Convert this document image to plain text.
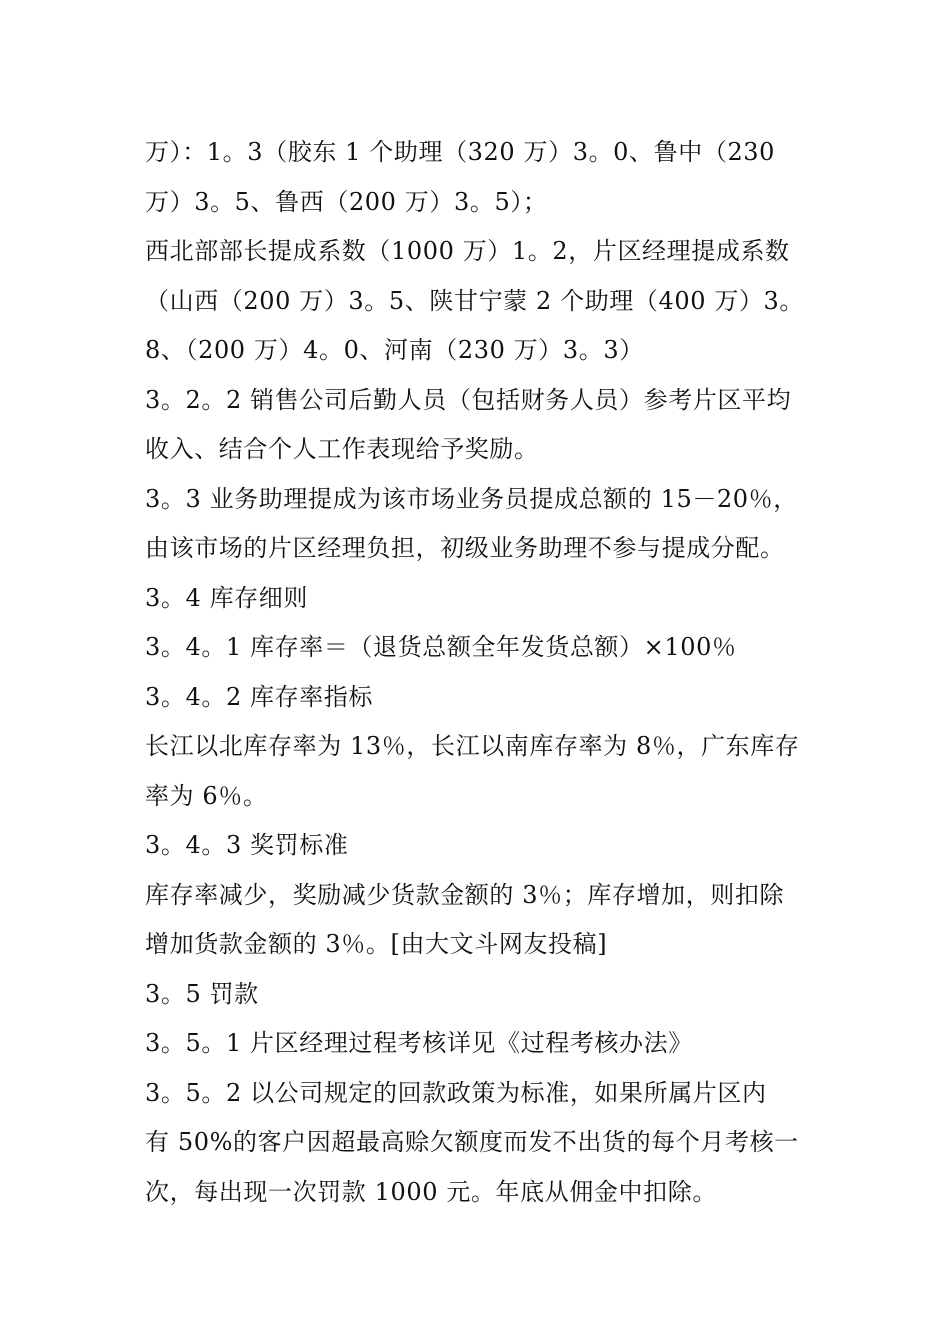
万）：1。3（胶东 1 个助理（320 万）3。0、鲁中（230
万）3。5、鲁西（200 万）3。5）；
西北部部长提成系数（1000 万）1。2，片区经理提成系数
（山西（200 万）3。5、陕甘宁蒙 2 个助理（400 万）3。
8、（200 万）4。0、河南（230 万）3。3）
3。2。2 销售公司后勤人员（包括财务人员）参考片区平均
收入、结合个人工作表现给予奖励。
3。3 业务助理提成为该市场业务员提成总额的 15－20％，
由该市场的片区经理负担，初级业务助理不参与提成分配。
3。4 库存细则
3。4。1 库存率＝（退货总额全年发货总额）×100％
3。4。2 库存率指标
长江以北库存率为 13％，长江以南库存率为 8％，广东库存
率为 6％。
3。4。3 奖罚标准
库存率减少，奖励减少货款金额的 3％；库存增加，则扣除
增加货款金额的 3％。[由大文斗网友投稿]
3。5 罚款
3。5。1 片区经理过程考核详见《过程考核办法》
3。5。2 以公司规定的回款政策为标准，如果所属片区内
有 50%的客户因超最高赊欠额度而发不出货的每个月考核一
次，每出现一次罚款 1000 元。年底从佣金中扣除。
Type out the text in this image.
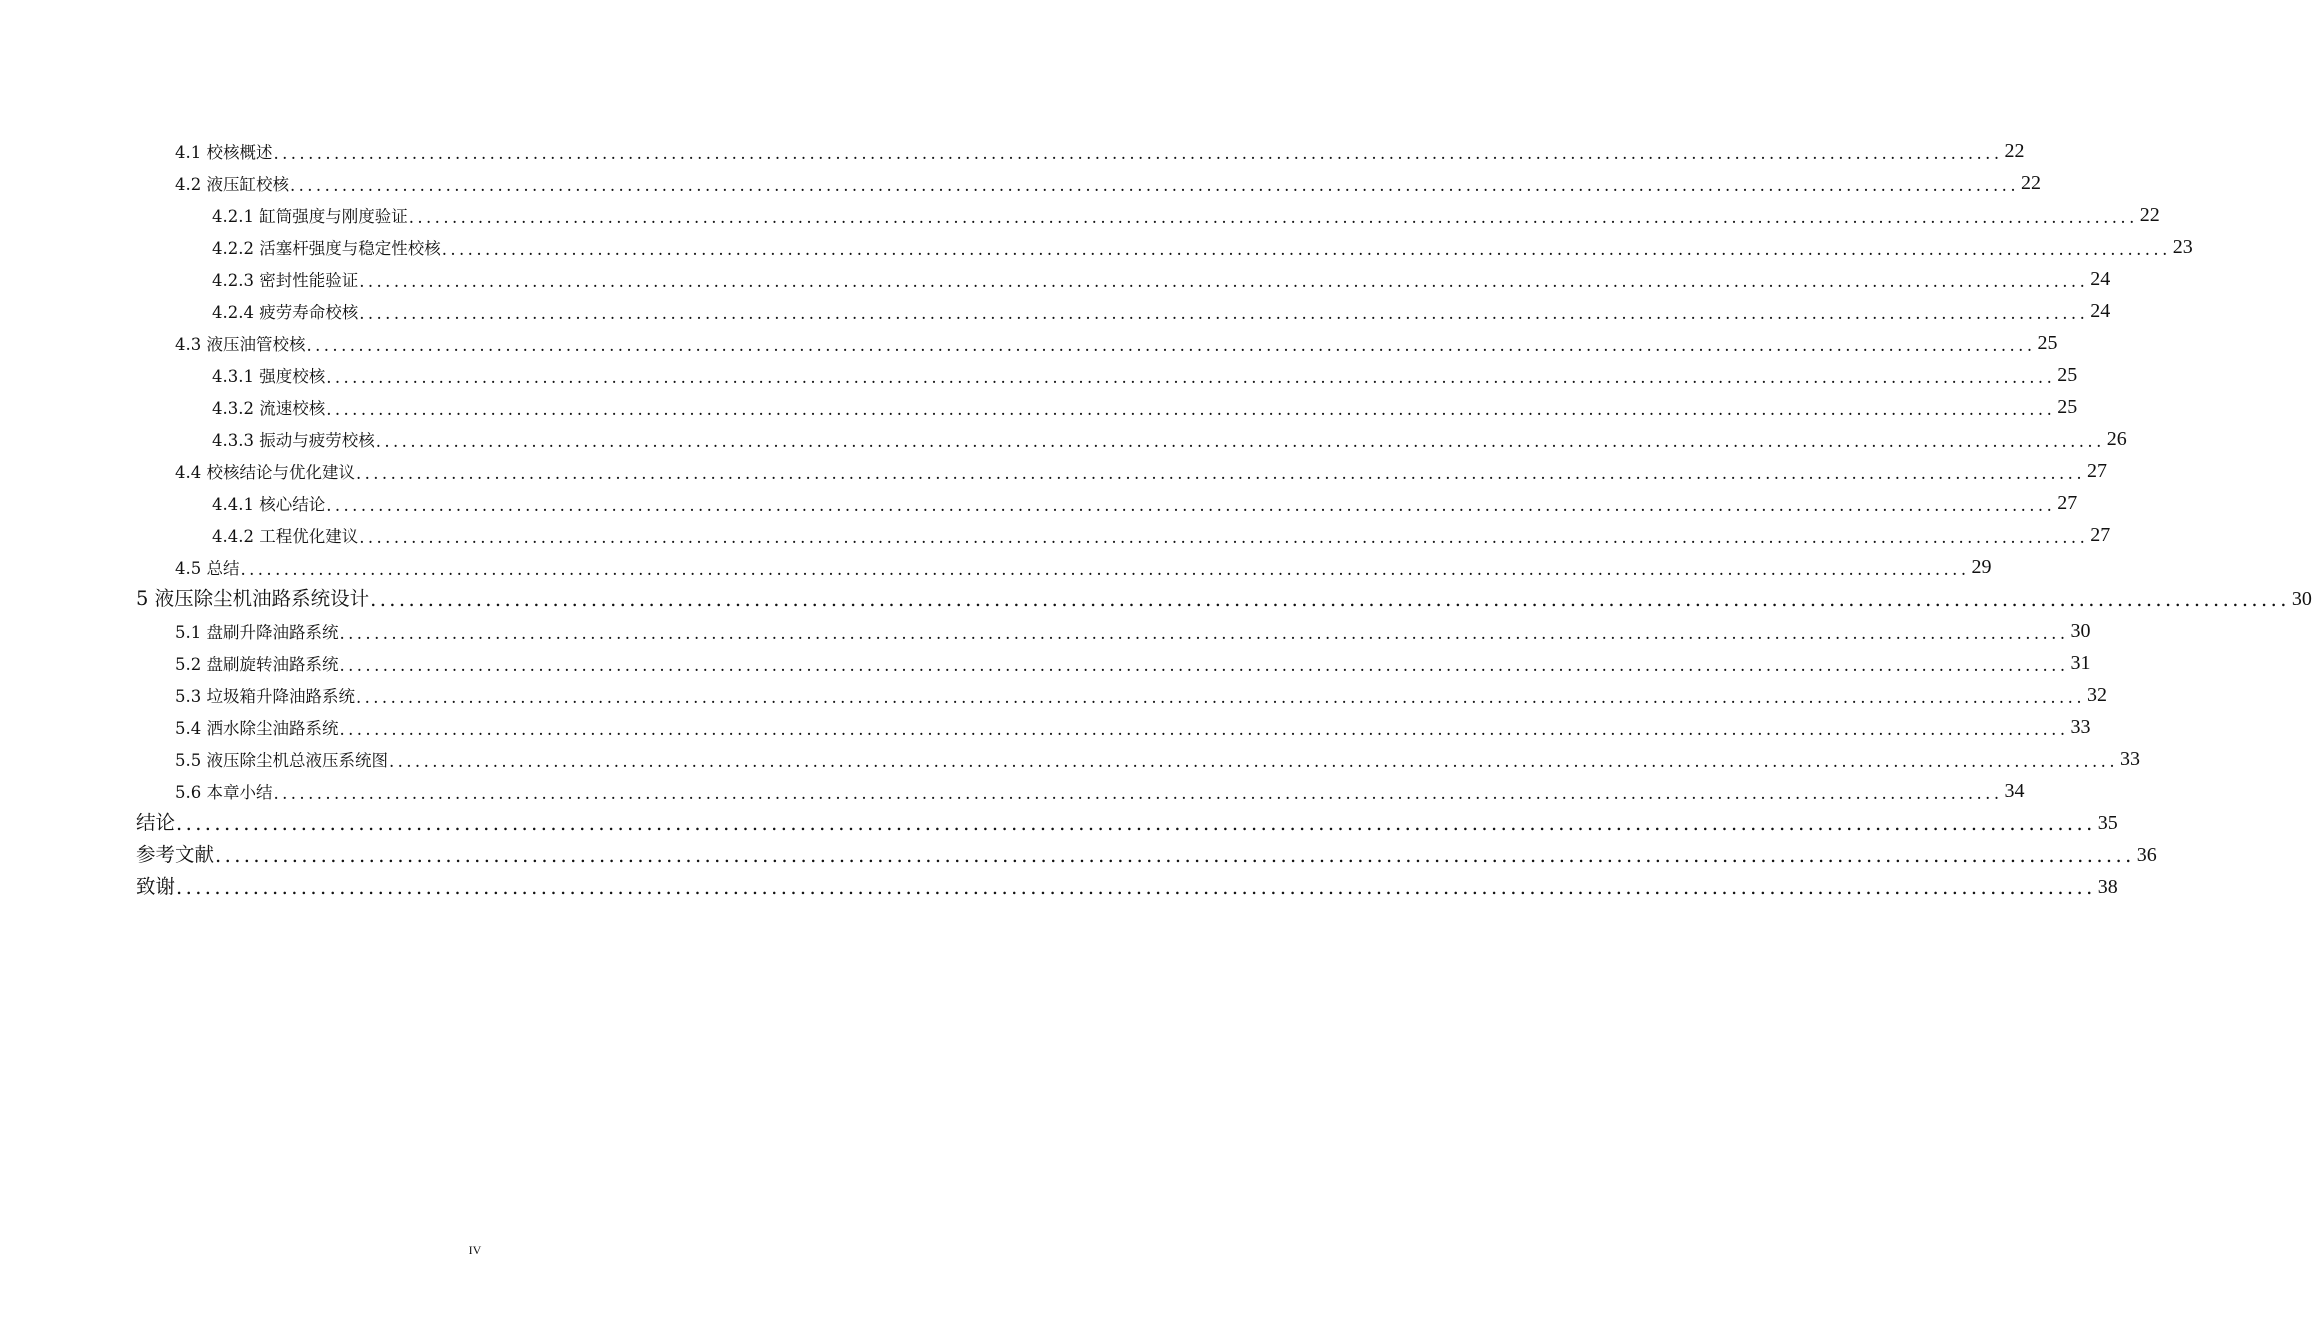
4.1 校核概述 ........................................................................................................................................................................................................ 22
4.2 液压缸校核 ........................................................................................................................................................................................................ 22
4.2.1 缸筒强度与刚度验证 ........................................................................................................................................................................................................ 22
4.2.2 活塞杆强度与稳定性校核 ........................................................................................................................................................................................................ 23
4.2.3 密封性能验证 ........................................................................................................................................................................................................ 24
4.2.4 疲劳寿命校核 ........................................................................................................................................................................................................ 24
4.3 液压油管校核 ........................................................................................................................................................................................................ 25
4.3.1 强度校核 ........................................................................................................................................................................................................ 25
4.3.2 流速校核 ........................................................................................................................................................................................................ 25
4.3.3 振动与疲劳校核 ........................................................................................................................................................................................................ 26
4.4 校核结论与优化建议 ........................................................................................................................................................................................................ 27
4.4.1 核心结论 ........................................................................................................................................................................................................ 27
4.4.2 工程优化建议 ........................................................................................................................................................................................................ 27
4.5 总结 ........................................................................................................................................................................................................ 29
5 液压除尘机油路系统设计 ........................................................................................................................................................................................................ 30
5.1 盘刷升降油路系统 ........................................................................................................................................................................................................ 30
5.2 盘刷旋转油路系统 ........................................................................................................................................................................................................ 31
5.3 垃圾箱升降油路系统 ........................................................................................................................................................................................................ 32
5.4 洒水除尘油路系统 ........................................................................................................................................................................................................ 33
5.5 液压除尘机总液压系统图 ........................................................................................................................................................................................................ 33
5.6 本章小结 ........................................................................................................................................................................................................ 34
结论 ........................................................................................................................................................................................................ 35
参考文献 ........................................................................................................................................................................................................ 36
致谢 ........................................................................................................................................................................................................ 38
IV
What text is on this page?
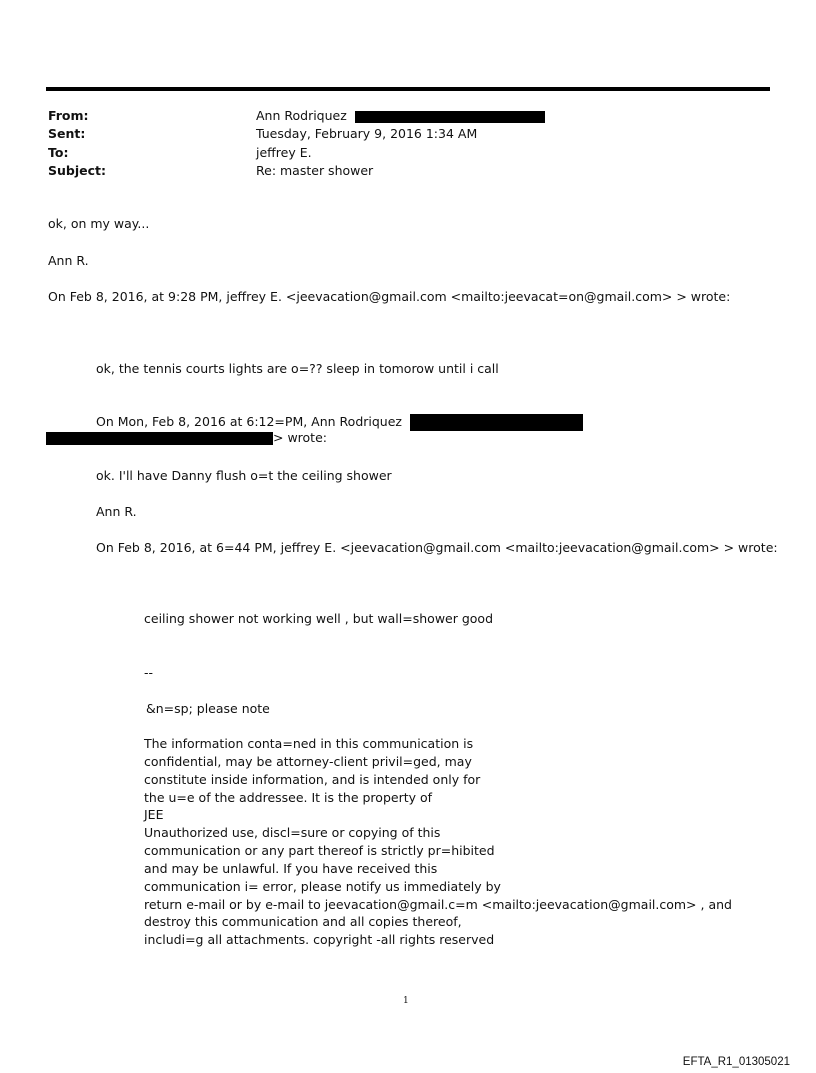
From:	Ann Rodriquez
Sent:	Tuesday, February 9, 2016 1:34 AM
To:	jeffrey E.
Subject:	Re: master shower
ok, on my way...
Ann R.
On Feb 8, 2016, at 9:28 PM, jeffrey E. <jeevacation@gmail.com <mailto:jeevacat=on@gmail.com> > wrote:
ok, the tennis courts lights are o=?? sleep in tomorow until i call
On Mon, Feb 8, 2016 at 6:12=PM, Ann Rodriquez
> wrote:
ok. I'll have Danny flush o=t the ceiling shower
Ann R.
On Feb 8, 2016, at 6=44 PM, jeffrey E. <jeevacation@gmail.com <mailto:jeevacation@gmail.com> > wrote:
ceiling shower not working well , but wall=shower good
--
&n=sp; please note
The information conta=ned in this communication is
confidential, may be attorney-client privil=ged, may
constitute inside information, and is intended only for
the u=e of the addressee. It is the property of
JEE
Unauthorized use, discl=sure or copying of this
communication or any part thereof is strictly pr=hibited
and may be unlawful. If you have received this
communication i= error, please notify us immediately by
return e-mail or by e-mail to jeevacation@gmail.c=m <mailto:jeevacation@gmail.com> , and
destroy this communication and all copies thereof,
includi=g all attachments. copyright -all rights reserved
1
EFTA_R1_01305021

★ ★ ★ ★ ★

**Instructions for the task:**
Quote the full listing above word for word; exclude every picture from the copy.

**Task result:**
Convert this document image to plain text.
万）：1。3（胶东 1 个助理（320 万）3。0、鲁中（230
万）3。5、鲁西（200 万）3。5）；
西北部部长提成系数（1000 万）1。2，片区经理提成系数
（山西（200 万）3。5、陕甘宁蒙 2 个助理（400 万）3。
8、（200 万）4。0、河南（230 万）3。3）
3。2。2 销售公司后勤人员（包括财务人员）参考片区平均
收入、结合个人工作表现给予奖励。
3。3 业务助理提成为该市场业务员提成总额的 15－20％，
由该市场的片区经理负担，初级业务助理不参与提成分配。
3。4 库存细则
3。4。1 库存率＝（退货总额全年发货总额）×100％
3。4。2 库存率指标
长江以北库存率为 13％，长江以南库存率为 8％，广东库存
率为 6％。
3。4。3 奖罚标准
库存率减少，奖励减少货款金额的 3％；库存增加，则扣除
增加货款金额的 3％。[由大文斗网友投稿]
3。5 罚款
3。5。1 片区经理过程考核详见《过程考核办法》
3。5。2 以公司规定的回款政策为标准，如果所属片区内
有 50%的客户因超最高赊欠额度而发不出货的每个月考核一
次，每出现一次罚款 1000 元。年底从佣金中扣除。
Type out the text in this image.
4.1 校核概述 ........................................................................................................................................................................................................ 22
4.2 液压缸校核 ........................................................................................................................................................................................................ 22
4.2.1 缸筒强度与刚度验证 ........................................................................................................................................................................................................ 22
4.2.2 活塞杆强度与稳定性校核 ........................................................................................................................................................................................................ 23
4.2.3 密封性能验证 ........................................................................................................................................................................................................ 24
4.2.4 疲劳寿命校核 ........................................................................................................................................................................................................ 24
4.3 液压油管校核 ........................................................................................................................................................................................................ 25
4.3.1 强度校核 ........................................................................................................................................................................................................ 25
4.3.2 流速校核 ........................................................................................................................................................................................................ 25
4.3.3 振动与疲劳校核 ........................................................................................................................................................................................................ 26
4.4 校核结论与优化建议 ........................................................................................................................................................................................................ 27
4.4.1 核心结论 ........................................................................................................................................................................................................ 27
4.4.2 工程优化建议 ........................................................................................................................................................................................................ 27
4.5 总结 ........................................................................................................................................................................................................ 29
5 液压除尘机油路系统设计 ........................................................................................................................................................................................................ 30
5.1 盘刷升降油路系统 ........................................................................................................................................................................................................ 30
5.2 盘刷旋转油路系统 ........................................................................................................................................................................................................ 31
5.3 垃圾箱升降油路系统 ........................................................................................................................................................................................................ 32
5.4 洒水除尘油路系统 ........................................................................................................................................................................................................ 33
5.5 液压除尘机总液压系统图 ........................................................................................................................................................................................................ 33
5.6 本章小结 ........................................................................................................................................................................................................ 34
结论 ........................................................................................................................................................................................................ 35
参考文献 ........................................................................................................................................................................................................ 36
致谢 ........................................................................................................................................................................................................ 38
IV
What text is on this page?
From:	Ann Rodriquez
Sent:	Tuesday, February 9, 2016 1:34 AM
To:	jeffrey E.
Subject:	Re: master shower
ok, on my way...
Ann R.
On Feb 8, 2016, at 9:28 PM, jeffrey E. <jeevacation@gmail.com <mailto:jeevacat=on@gmail.com> > wrote:
ok, the tennis courts lights are o=?? sleep in tomorow until i call
On Mon, Feb 8, 2016 at 6:12=PM, Ann Rodriquez
> wrote:
ok. I'll have Danny flush o=t the ceiling shower
Ann R.
On Feb 8, 2016, at 6=44 PM, jeffrey E. <jeevacation@gmail.com <mailto:jeevacation@gmail.com> > wrote:
ceiling shower not working well , but wall=shower good
--
&n=sp; please note
The information conta=ned in this communication is
confidential, may be attorney-client privil=ged, may
constitute inside information, and is intended only for
the u=e of the addressee. It is the property of
JEE
Unauthorized use, discl=sure or copying of this
communication or any part thereof is strictly pr=hibited
and may be unlawful. If you have received this
communication i= error, please notify us immediately by
return e-mail or by e-mail to jeevacation@gmail.c=m <mailto:jeevacation@gmail.com> , and
destroy this communication and all copies thereof,
includi=g all attachments. copyright -all rights reserved
1
EFTA_R1_01305021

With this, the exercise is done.